REQUEST:
Reproduce the entries in full, with no changes.

[Data entries]
_ _ _ _ _

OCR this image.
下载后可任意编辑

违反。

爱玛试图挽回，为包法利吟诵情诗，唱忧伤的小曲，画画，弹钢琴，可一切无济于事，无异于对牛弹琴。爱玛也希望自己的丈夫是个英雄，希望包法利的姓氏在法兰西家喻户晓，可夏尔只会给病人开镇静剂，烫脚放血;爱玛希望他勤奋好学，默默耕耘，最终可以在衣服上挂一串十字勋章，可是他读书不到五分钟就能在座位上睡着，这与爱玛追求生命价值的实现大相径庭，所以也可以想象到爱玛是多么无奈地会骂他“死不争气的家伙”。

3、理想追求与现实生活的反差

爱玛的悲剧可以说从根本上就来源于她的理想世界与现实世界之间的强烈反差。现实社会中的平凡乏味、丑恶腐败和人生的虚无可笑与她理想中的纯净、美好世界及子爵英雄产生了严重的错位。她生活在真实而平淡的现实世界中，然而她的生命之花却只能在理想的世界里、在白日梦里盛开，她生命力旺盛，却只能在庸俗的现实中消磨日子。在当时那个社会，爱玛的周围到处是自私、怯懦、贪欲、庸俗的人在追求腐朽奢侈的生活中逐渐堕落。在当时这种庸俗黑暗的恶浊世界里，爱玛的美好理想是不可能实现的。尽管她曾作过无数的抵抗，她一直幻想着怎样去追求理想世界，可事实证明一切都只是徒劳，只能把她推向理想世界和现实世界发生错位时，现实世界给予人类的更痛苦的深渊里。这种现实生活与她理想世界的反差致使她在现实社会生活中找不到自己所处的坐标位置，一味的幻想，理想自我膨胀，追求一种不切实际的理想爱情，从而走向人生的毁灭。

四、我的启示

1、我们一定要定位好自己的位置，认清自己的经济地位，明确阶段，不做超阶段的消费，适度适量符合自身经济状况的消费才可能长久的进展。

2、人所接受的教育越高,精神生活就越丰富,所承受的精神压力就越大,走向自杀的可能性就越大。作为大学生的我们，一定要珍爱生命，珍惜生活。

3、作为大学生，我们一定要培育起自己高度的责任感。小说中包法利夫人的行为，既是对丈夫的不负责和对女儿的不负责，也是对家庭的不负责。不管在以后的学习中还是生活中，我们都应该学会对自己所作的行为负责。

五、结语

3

_ _ _ _ _

CORRECT OUTPUT:
OCR this image.
下载后可任意编辑

违反。

爱玛试图挽回，为包法利吟诵情诗，唱忧伤的小曲，画画，弹钢琴，可一切无济于事，无异于对牛弹琴。爱玛也希望自己的丈夫是个英雄，希望包法利的姓氏在法兰西家喻户晓，可夏尔只会给病人开镇静剂，烫脚放血;爱玛希望他勤奋好学，默默耕耘，最终可以在衣服上挂一串十字勋章，可是他读书不到五分钟就能在座位上睡着，这与爱玛追求生命价值的实现大相径庭，所以也可以想象到爱玛是多么无奈地会骂他“死不争气的家伙”。

3、理想追求与现实生活的反差

爱玛的悲剧可以说从根本上就来源于她的理想世界与现实世界之间的强烈反差。现实社会中的平凡乏味、丑恶腐败和人生的虚无可笑与她理想中的纯净、美好世界及子爵英雄产生了严重的错位。她生活在真实而平淡的现实世界中，然而她的生命之花却只能在理想的世界里、在白日梦里盛开，她生命力旺盛，却只能在庸俗的现实中消磨日子。在当时那个社会，爱玛的周围到处是自私、怯懦、贪欲、庸俗的人在追求腐朽奢侈的生活中逐渐堕落。在当时这种庸俗黑暗的恶浊世界里，爱玛的美好理想是不可能实现的。尽管她曾作过无数的抵抗，她一直幻想着怎样去追求理想世界，可事实证明一切都只是徒劳，只能把她推向理想世界和现实世界发生错位时，现实世界给予人类的更痛苦的深渊里。这种现实生活与她理想世界的反差致使她在现实社会生活中找不到自己所处的坐标位置，一味的幻想，理想自我膨胀，追求一种不切实际的理想爱情，从而走向人生的毁灭。

四、我的启示

1、我们一定要定位好自己的位置，认清自己的经济地位，明确阶段，不做超阶段的消费，适度适量符合自身经济状况的消费才可能长久的进展。

2、人所接受的教育越高,精神生活就越丰富,所承受的精神压力就越大,走向自杀的可能性就越大。作为大学生的我们，一定要珍爱生命，珍惜生活。

3、作为大学生，我们一定要培育起自己高度的责任感。小说中包法利夫人的行为，既是对丈夫的不负责和对女儿的不负责，也是对家庭的不负责。不管在以后的学习中还是生活中，我们都应该学会对自己所作的行为负责。

五、结语

3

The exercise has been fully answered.